====== Input records ======
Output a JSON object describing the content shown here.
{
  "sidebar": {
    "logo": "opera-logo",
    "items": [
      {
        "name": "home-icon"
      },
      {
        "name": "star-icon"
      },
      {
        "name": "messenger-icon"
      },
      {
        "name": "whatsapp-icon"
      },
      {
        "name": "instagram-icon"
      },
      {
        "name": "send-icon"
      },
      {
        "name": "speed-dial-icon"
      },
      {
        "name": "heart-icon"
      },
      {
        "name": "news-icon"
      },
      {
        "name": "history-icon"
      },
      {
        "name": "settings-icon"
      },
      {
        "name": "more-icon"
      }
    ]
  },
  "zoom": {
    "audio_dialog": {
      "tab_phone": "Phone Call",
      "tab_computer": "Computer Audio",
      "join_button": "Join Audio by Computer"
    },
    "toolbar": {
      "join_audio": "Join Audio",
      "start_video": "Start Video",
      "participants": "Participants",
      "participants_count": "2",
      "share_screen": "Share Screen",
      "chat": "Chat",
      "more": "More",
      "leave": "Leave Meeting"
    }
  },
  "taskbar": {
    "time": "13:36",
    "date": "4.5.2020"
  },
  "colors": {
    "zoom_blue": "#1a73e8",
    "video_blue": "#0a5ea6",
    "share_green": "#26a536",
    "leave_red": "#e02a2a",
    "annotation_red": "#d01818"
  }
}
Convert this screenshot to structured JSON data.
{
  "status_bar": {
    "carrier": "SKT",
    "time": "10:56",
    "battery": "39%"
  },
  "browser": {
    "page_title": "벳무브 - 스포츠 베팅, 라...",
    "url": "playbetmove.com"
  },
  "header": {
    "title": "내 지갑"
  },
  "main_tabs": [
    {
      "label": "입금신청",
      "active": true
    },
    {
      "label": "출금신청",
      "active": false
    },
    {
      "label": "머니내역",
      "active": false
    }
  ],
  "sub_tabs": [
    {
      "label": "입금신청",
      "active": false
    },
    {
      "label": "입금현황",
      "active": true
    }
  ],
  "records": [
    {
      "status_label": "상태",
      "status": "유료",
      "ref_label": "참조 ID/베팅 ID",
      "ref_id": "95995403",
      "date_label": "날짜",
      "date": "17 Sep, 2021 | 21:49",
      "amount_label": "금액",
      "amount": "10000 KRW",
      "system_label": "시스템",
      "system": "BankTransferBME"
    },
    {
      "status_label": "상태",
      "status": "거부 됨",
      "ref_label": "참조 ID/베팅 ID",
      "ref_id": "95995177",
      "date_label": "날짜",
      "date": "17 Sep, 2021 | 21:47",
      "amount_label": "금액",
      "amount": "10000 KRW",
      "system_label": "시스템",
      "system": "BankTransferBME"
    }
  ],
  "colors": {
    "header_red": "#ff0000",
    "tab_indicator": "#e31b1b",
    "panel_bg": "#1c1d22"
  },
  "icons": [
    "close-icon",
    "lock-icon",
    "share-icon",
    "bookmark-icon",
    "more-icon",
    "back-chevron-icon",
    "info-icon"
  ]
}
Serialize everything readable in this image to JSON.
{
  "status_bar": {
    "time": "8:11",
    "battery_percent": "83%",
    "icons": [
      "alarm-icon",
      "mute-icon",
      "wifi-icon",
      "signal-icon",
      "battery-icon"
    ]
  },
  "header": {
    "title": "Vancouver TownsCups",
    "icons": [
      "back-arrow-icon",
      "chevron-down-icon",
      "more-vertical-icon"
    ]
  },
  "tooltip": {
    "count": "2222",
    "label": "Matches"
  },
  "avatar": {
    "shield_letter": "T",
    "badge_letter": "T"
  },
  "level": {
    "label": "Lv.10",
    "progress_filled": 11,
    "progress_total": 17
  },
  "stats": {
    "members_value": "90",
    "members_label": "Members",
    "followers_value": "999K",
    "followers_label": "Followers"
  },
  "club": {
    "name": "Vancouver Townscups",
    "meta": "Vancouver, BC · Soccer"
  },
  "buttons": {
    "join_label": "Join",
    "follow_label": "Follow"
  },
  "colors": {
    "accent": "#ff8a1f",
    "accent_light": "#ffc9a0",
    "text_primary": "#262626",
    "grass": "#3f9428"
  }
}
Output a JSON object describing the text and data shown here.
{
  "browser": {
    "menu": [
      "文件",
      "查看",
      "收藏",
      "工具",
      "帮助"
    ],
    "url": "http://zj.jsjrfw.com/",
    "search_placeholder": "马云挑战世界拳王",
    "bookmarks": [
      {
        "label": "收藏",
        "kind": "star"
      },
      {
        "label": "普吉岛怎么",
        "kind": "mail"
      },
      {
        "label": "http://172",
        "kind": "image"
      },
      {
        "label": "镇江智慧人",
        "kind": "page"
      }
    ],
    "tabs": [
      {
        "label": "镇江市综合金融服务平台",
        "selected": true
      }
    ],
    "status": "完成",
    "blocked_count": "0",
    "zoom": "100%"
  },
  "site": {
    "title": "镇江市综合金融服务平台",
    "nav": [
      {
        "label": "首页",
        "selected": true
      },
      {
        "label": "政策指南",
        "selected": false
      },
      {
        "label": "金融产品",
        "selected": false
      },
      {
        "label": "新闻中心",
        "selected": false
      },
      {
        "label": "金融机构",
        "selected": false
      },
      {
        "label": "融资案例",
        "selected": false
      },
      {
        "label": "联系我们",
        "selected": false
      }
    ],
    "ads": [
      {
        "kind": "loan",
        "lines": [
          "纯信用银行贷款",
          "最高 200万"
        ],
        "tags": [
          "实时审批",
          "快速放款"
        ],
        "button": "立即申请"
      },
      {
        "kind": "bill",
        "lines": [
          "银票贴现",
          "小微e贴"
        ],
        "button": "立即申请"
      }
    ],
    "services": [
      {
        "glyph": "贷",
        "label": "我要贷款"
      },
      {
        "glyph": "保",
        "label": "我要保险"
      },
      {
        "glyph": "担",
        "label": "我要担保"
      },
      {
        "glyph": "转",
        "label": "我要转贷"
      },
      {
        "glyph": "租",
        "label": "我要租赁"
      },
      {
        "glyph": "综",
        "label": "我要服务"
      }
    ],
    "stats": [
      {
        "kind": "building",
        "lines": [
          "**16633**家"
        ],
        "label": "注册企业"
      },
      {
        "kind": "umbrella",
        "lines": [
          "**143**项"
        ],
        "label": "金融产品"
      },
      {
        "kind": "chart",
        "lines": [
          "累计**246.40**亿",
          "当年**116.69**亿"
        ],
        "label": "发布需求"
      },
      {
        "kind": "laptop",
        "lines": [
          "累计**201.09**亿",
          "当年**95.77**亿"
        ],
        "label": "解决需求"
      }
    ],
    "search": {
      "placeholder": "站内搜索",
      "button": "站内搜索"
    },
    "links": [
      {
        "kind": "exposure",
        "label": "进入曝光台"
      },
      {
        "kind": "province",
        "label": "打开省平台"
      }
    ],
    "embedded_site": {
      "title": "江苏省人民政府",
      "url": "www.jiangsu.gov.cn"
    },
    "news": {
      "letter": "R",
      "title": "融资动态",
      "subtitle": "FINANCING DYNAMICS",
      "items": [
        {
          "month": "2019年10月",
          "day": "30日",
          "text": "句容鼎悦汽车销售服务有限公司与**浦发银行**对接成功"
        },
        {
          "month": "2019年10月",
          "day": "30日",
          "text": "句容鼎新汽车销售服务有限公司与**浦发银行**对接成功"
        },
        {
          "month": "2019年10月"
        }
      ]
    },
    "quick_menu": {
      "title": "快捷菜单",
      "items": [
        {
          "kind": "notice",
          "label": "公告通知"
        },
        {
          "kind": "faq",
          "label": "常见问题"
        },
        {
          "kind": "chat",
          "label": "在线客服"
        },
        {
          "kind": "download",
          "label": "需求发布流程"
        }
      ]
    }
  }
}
======
Task brief —
Every record above must be duplicated exactly.

Task result —
Output a JSON object describing the content shown here.
{
  "sidebar": {
    "logo": "opera-logo",
    "items": [
      {
        "name": "home-icon"
      },
      {
        "name": "star-icon"
      },
      {
        "name": "messenger-icon"
      },
      {
        "name": "whatsapp-icon"
      },
      {
        "name": "instagram-icon"
      },
      {
        "name": "send-icon"
      },
      {
        "name": "speed-dial-icon"
      },
      {
        "name": "heart-icon"
      },
      {
        "name": "news-icon"
      },
      {
        "name": "history-icon"
      },
      {
        "name": "settings-icon"
      },
      {
        "name": "more-icon"
      }
    ]
  },
  "zoom": {
    "audio_dialog": {
      "tab_phone": "Phone Call",
      "tab_computer": "Computer Audio",
      "join_button": "Join Audio by Computer"
    },
    "toolbar": {
      "join_audio": "Join Audio",
      "start_video": "Start Video",
      "participants": "Participants",
      "participants_count": "2",
      "share_screen": "Share Screen",
      "chat": "Chat",
      "more": "More",
      "leave": "Leave Meeting"
    }
  },
  "taskbar": {
    "time": "13:36",
    "date": "4.5.2020"
  },
  "colors": {
    "zoom_blue": "#1a73e8",
    "video_blue": "#0a5ea6",
    "share_green": "#26a536",
    "leave_red": "#e02a2a",
    "annotation_red": "#d01818"
  }
}
Convert this screenshot to structured JSON data.
{
  "status_bar": {
    "carrier": "SKT",
    "time": "10:56",
    "battery": "39%"
  },
  "browser": {
    "page_title": "벳무브 - 스포츠 베팅, 라...",
    "url": "playbetmove.com"
  },
  "header": {
    "title": "내 지갑"
  },
  "main_tabs": [
    {
      "label": "입금신청",
      "active": true
    },
    {
      "label": "출금신청",
      "active": false
    },
    {
      "label": "머니내역",
      "active": false
    }
  ],
  "sub_tabs": [
    {
      "label": "입금신청",
      "active": false
    },
    {
      "label": "입금현황",
      "active": true
    }
  ],
  "records": [
    {
      "status_label": "상태",
      "status": "유료",
      "ref_label": "참조 ID/베팅 ID",
      "ref_id": "95995403",
      "date_label": "날짜",
      "date": "17 Sep, 2021 | 21:49",
      "amount_label": "금액",
      "amount": "10000 KRW",
      "system_label": "시스템",
      "system": "BankTransferBME"
    },
    {
      "status_label": "상태",
      "status": "거부 됨",
      "ref_label": "참조 ID/베팅 ID",
      "ref_id": "95995177",
      "date_label": "날짜",
      "date": "17 Sep, 2021 | 21:47",
      "amount_label": "금액",
      "amount": "10000 KRW",
      "system_label": "시스템",
      "system": "BankTransferBME"
    }
  ],
  "colors": {
    "header_red": "#ff0000",
    "tab_indicator": "#e31b1b",
    "panel_bg": "#1c1d22"
  },
  "icons": [
    "close-icon",
    "lock-icon",
    "share-icon",
    "bookmark-icon",
    "more-icon",
    "back-chevron-icon",
    "info-icon"
  ]
}
Serialize everything readable in this image to JSON.
{
  "status_bar": {
    "time": "8:11",
    "battery_percent": "83%",
    "icons": [
      "alarm-icon",
      "mute-icon",
      "wifi-icon",
      "signal-icon",
      "battery-icon"
    ]
  },
  "header": {
    "title": "Vancouver TownsCups",
    "icons": [
      "back-arrow-icon",
      "chevron-down-icon",
      "more-vertical-icon"
    ]
  },
  "tooltip": {
    "count": "2222",
    "label": "Matches"
  },
  "avatar": {
    "shield_letter": "T",
    "badge_letter": "T"
  },
  "level": {
    "label": "Lv.10",
    "progress_filled": 11,
    "progress_total": 17
  },
  "stats": {
    "members_value": "90",
    "members_label": "Members",
    "followers_value": "999K",
    "followers_label": "Followers"
  },
  "club": {
    "name": "Vancouver Townscups",
    "meta": "Vancouver, BC · Soccer"
  },
  "buttons": {
    "join_label": "Join",
    "follow_label": "Follow"
  },
  "colors": {
    "accent": "#ff8a1f",
    "accent_light": "#ffc9a0",
    "text_primary": "#262626",
    "grass": "#3f9428"
  }
}
Output a JSON object describing the text and data shown here.
{
  "browser": {
    "menu": [
      "文件",
      "查看",
      "收藏",
      "工具",
      "帮助"
    ],
    "url": "http://zj.jsjrfw.com/",
    "search_placeholder": "马云挑战世界拳王",
    "bookmarks": [
      {
        "label": "收藏",
        "kind": "star"
      },
      {
        "label": "普吉岛怎么",
        "kind": "mail"
      },
      {
        "label": "http://172",
        "kind": "image"
      },
      {
        "label": "镇江智慧人",
        "kind": "page"
      }
    ],
    "tabs": [
      {
        "label": "镇江市综合金融服务平台",
        "selected": true
      }
    ],
    "status": "完成",
    "blocked_count": "0",
    "zoom": "100%"
  },
  "site": {
    "title": "镇江市综合金融服务平台",
    "nav": [
      {
        "label": "首页",
        "selected": true
      },
      {
        "label": "政策指南",
        "selected": false
      },
      {
        "label": "金融产品",
        "selected": false
      },
      {
        "label": "新闻中心",
        "selected": false
      },
      {
        "label": "金融机构",
        "selected": false
      },
      {
        "label": "融资案例",
        "selected": false
      },
      {
        "label": "联系我们",
        "selected": false
      }
    ],
    "ads": [
      {
        "kind": "loan",
        "lines": [
          "纯信用银行贷款",
          "最高 200万"
        ],
        "tags": [
          "实时审批",
          "快速放款"
        ],
        "button": "立即申请"
      },
      {
        "kind": "bill",
        "lines": [
          "银票贴现",
          "小微e贴"
        ],
        "button": "立即申请"
      }
    ],
    "services": [
      {
        "glyph": "贷",
        "label": "我要贷款"
      },
      {
        "glyph": "保",
        "label": "我要保险"
      },
      {
        "glyph": "担",
        "label": "我要担保"
      },
      {
        "glyph": "转",
        "label": "我要转贷"
      },
      {
        "glyph": "租",
        "label": "我要租赁"
      },
      {
        "glyph": "综",
        "label": "我要服务"
      }
    ],
    "stats": [
      {
        "kind": "building",
        "lines": [
          "**16633**家"
        ],
        "label": "注册企业"
      },
      {
        "kind": "umbrella",
        "lines": [
          "**143**项"
        ],
        "label": "金融产品"
      },
      {
        "kind": "chart",
        "lines": [
          "累计**246.40**亿",
          "当年**116.69**亿"
        ],
        "label": "发布需求"
      },
      {
        "kind": "laptop",
        "lines": [
          "累计**201.09**亿",
          "当年**95.77**亿"
        ],
        "label": "解决需求"
      }
    ],
    "search": {
      "placeholder": "站内搜索",
      "button": "站内搜索"
    },
    "links": [
      {
        "kind": "exposure",
        "label": "进入曝光台"
      },
      {
        "kind": "province",
        "label": "打开省平台"
      }
    ],
    "embedded_site": {
      "title": "江苏省人民政府",
      "url": "www.jiangsu.gov.cn"
    },
    "news": {
      "letter": "R",
      "title": "融资动态",
      "subtitle": "FINANCING DYNAMICS",
      "items": [
        {
          "month": "2019年10月",
          "day": "30日",
          "text": "句容鼎悦汽车销售服务有限公司与**浦发银行**对接成功"
        },
        {
          "month": "2019年10月",
          "day": "30日",
          "text": "句容鼎新汽车销售服务有限公司与**浦发银行**对接成功"
        },
        {
          "month": "2019年10月"
        }
      ]
    },
    "quick_menu": {
      "title": "快捷菜单",
      "items": [
        {
          "kind": "notice",
          "label": "公告通知"
        },
        {
          "kind": "faq",
          "label": "常见问题"
        },
        {
          "kind": "chat",
          "label": "在线客服"
        },
        {
          "kind": "download",
          "label": "需求发布流程"
        }
      ]
    }
  }
}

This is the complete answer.